Work instructions: Extract all lines that hold the string "kívül".

Data entries:
....................
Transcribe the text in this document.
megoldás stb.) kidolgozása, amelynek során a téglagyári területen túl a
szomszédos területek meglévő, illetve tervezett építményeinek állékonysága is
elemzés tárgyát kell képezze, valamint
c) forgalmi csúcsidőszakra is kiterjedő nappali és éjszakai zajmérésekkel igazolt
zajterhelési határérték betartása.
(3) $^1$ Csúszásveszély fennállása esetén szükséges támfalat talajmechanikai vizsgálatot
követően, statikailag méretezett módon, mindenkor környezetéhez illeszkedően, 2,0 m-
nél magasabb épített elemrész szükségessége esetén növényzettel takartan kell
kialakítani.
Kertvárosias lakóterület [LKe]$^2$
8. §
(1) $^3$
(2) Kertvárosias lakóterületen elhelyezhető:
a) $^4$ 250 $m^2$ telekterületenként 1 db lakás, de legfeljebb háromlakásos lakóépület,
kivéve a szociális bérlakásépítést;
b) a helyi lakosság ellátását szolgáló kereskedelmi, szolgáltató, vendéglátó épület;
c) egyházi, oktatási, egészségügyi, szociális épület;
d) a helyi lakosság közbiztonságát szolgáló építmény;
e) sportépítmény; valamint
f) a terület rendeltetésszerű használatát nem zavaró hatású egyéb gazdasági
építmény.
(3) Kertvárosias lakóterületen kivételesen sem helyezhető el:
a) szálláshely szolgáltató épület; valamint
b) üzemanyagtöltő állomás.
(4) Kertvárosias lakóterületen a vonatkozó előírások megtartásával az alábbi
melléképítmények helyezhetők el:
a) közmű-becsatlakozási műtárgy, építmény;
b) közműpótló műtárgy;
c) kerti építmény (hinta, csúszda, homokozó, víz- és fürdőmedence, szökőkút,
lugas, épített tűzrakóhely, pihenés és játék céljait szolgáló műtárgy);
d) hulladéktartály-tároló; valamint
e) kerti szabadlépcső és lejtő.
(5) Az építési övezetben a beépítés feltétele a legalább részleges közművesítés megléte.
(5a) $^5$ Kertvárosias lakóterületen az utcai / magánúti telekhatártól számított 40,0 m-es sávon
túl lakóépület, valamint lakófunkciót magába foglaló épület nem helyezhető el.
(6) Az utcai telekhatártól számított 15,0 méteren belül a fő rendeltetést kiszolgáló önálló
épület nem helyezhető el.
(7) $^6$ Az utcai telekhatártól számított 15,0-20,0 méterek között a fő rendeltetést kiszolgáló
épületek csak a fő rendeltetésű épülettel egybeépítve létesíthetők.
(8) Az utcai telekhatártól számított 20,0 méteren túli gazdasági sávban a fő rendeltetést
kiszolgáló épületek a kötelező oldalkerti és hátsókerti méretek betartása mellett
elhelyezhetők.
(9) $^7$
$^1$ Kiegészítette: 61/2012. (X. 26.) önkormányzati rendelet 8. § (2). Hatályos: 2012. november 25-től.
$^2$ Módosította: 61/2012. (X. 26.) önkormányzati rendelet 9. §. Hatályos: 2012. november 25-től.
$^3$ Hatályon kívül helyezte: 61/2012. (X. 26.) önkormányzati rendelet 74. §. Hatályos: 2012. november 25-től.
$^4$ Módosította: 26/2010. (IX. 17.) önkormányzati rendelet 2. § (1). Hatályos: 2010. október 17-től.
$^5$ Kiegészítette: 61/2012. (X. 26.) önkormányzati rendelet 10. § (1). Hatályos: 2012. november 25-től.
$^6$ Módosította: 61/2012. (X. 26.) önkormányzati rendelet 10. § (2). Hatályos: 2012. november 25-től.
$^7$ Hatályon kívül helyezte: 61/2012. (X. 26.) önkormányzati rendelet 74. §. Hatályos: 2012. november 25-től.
....................
Response to this task:
$^3$ Hatályon kívül helyezte: 61/2012. (X. 26.) önkormányzati rendelet 74. §. Hatályos: 2012. november 25-től.
$^7$ Hatályon kívül helyezte: 61/2012. (X. 26.) önkormányzati rendelet 74. §. Hatályos: 2012. november 25-től.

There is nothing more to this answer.